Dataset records

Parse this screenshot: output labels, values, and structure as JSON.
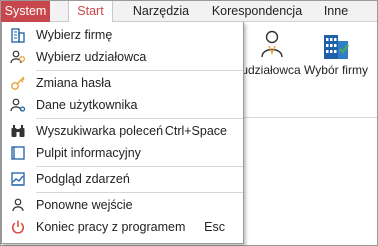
{
  "tabs": {
    "system": "System",
    "start": "Start",
    "narzedzia": "Narzędzia",
    "korespondencja": "Korespondencja",
    "inne": "Inne"
  },
  "ribbon": {
    "wybor_udzialowca": "udziałowca",
    "wybor_firmy": "Wybór firmy"
  },
  "menu": {
    "wybierz_firme": "Wybierz firmę",
    "wybierz_udzialowca": "Wybierz udziałowca",
    "zmiana_hasla": "Zmiana hasła",
    "dane_uzytkownika": "Dane użytkownika",
    "wyszukiwarka": "Wyszukiwarka poleceń",
    "wyszukiwarka_shortcut": "Ctrl+Space",
    "pulpit": "Pulpit informacyjny",
    "podglad": "Podgląd zdarzeń",
    "ponowne": "Ponowne wejście",
    "koniec": "Koniec pracy z programem",
    "koniec_shortcut": "Esc"
  },
  "colors": {
    "accent": "#c8474c",
    "icon_blue": "#1f5fa8",
    "icon_orange": "#e8a23a",
    "icon_green": "#4aa564",
    "icon_red": "#d9453b"
  }
}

▸ **Task directions**
The records shown above are to be repeated exactly, with the pictures left out.

▸ **Answer to this exercise**
Parse this screenshot: output labels, values, and structure as JSON.
{
  "tabs": {
    "system": "System",
    "start": "Start",
    "narzedzia": "Narzędzia",
    "korespondencja": "Korespondencja",
    "inne": "Inne"
  },
  "ribbon": {
    "wybor_udzialowca": "udziałowca",
    "wybor_firmy": "Wybór firmy"
  },
  "menu": {
    "wybierz_firme": "Wybierz firmę",
    "wybierz_udzialowca": "Wybierz udziałowca",
    "zmiana_hasla": "Zmiana hasła",
    "dane_uzytkownika": "Dane użytkownika",
    "wyszukiwarka": "Wyszukiwarka poleceń",
    "wyszukiwarka_shortcut": "Ctrl+Space",
    "pulpit": "Pulpit informacyjny",
    "podglad": "Podgląd zdarzeń",
    "ponowne": "Ponowne wejście",
    "koniec": "Koniec pracy z programem",
    "koniec_shortcut": "Esc"
  },
  "colors": {
    "accent": "#c8474c",
    "icon_blue": "#1f5fa8",
    "icon_orange": "#e8a23a",
    "icon_green": "#4aa564",
    "icon_red": "#d9453b"
  }
}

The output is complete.